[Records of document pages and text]
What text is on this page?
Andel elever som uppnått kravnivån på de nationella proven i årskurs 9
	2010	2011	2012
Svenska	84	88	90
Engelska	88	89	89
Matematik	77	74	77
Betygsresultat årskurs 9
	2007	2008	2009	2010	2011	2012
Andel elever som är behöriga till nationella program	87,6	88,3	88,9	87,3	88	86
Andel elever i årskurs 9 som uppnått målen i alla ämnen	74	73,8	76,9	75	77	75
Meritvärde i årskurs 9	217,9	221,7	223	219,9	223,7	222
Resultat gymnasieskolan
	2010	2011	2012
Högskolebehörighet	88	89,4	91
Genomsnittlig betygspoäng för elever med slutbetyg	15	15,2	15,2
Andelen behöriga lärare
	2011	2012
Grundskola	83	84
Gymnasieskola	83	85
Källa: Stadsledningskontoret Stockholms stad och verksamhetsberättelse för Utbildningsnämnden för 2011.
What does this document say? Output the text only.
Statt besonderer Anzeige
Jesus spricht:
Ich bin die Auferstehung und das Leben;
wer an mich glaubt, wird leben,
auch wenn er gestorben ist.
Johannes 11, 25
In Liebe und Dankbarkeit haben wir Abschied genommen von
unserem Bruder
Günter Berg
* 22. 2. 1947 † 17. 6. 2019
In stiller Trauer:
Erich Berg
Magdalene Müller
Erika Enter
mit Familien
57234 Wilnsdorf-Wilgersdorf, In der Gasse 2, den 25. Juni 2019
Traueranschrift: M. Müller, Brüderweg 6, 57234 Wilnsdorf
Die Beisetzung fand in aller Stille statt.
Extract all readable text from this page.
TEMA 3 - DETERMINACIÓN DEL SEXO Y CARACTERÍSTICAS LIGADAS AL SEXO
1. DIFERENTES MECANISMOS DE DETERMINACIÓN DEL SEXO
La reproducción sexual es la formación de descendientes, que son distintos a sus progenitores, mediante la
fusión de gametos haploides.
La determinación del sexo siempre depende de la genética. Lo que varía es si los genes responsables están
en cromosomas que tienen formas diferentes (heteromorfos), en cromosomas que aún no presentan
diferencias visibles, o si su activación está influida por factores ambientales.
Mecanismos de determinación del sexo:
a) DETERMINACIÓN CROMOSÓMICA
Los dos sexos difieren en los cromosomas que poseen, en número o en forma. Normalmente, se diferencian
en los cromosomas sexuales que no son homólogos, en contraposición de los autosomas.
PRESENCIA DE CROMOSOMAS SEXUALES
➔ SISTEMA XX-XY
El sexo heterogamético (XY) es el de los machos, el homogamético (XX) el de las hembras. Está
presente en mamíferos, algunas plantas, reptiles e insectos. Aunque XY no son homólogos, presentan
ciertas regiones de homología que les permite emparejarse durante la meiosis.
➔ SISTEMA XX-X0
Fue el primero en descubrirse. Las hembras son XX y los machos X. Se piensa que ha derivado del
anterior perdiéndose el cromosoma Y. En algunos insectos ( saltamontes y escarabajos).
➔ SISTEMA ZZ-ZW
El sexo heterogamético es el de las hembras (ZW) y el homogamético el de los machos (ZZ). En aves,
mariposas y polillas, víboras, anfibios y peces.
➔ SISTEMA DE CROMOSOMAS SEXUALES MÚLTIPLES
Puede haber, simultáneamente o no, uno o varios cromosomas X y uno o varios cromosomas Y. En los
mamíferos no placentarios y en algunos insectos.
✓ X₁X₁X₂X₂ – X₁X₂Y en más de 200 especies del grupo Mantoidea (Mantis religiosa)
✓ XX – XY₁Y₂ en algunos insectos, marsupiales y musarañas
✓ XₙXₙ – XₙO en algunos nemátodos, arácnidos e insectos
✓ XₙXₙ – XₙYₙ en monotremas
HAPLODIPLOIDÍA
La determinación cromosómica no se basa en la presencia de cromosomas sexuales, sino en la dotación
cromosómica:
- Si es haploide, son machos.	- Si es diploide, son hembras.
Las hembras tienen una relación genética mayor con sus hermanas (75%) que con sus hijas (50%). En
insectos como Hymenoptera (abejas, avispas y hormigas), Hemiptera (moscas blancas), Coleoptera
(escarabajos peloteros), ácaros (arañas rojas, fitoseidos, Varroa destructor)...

▶ _EXERCISE DETAILS_:
Copy the records. Each line should match exactly.

▶ _PROBLEM SOLUTION_:
What text is on this page?
Andel elever som uppnått kravnivån på de nationella proven i årskurs 9
	2010	2011	2012
Svenska	84	88	90
Engelska	88	89	89
Matematik	77	74	77
Betygsresultat årskurs 9
	2007	2008	2009	2010	2011	2012
Andel elever som är behöriga till nationella program	87,6	88,3	88,9	87,3	88	86
Andel elever i årskurs 9 som uppnått målen i alla ämnen	74	73,8	76,9	75	77	75
Meritvärde i årskurs 9	217,9	221,7	223	219,9	223,7	222
Resultat gymnasieskolan
	2010	2011	2012
Högskolebehörighet	88	89,4	91
Genomsnittlig betygspoäng för elever med slutbetyg	15	15,2	15,2
Andelen behöriga lärare
	2011	2012
Grundskola	83	84
Gymnasieskola	83	85
Källa: Stadsledningskontoret Stockholms stad och verksamhetsberättelse för Utbildningsnämnden för 2011.
What does this document say? Output the text only.
Statt besonderer Anzeige
Jesus spricht:
Ich bin die Auferstehung und das Leben;
wer an mich glaubt, wird leben,
auch wenn er gestorben ist.
Johannes 11, 25
In Liebe und Dankbarkeit haben wir Abschied genommen von
unserem Bruder
Günter Berg
* 22. 2. 1947 † 17. 6. 2019
In stiller Trauer:
Erich Berg
Magdalene Müller
Erika Enter
mit Familien
57234 Wilnsdorf-Wilgersdorf, In der Gasse 2, den 25. Juni 2019
Traueranschrift: M. Müller, Brüderweg 6, 57234 Wilnsdorf
Die Beisetzung fand in aller Stille statt.
Extract all readable text from this page.
TEMA 3 - DETERMINACIÓN DEL SEXO Y CARACTERÍSTICAS LIGADAS AL SEXO
1. DIFERENTES MECANISMOS DE DETERMINACIÓN DEL SEXO
La reproducción sexual es la formación de descendientes, que son distintos a sus progenitores, mediante la
fusión de gametos haploides.
La determinación del sexo siempre depende de la genética. Lo que varía es si los genes responsables están
en cromosomas que tienen formas diferentes (heteromorfos), en cromosomas que aún no presentan
diferencias visibles, o si su activación está influida por factores ambientales.
Mecanismos de determinación del sexo:
a) DETERMINACIÓN CROMOSÓMICA
Los dos sexos difieren en los cromosomas que poseen, en número o en forma. Normalmente, se diferencian
en los cromosomas sexuales que no son homólogos, en contraposición de los autosomas.
PRESENCIA DE CROMOSOMAS SEXUALES
➔ SISTEMA XX-XY
El sexo heterogamético (XY) es el de los machos, el homogamético (XX) el de las hembras. Está
presente en mamíferos, algunas plantas, reptiles e insectos. Aunque XY no son homólogos, presentan
ciertas regiones de homología que les permite emparejarse durante la meiosis.
➔ SISTEMA XX-X0
Fue el primero en descubrirse. Las hembras son XX y los machos X. Se piensa que ha derivado del
anterior perdiéndose el cromosoma Y. En algunos insectos ( saltamontes y escarabajos).
➔ SISTEMA ZZ-ZW
El sexo heterogamético es el de las hembras (ZW) y el homogamético el de los machos (ZZ). En aves,
mariposas y polillas, víboras, anfibios y peces.
➔ SISTEMA DE CROMOSOMAS SEXUALES MÚLTIPLES
Puede haber, simultáneamente o no, uno o varios cromosomas X y uno o varios cromosomas Y. En los
mamíferos no placentarios y en algunos insectos.
✓ X₁X₁X₂X₂ – X₁X₂Y en más de 200 especies del grupo Mantoidea (Mantis religiosa)
✓ XX – XY₁Y₂ en algunos insectos, marsupiales y musarañas
✓ XₙXₙ – XₙO en algunos nemátodos, arácnidos e insectos
✓ XₙXₙ – XₙYₙ en monotremas
HAPLODIPLOIDÍA
La determinación cromosómica no se basa en la presencia de cromosomas sexuales, sino en la dotación
cromosómica:
- Si es haploide, son machos.	- Si es diploide, son hembras.
Las hembras tienen una relación genética mayor con sus hermanas (75%) que con sus hijas (50%). En
insectos como Hymenoptera (abejas, avispas y hormigas), Hemiptera (moscas blancas), Coleoptera
(escarabajos peloteros), ácaros (arañas rojas, fitoseidos, Varroa destructor)...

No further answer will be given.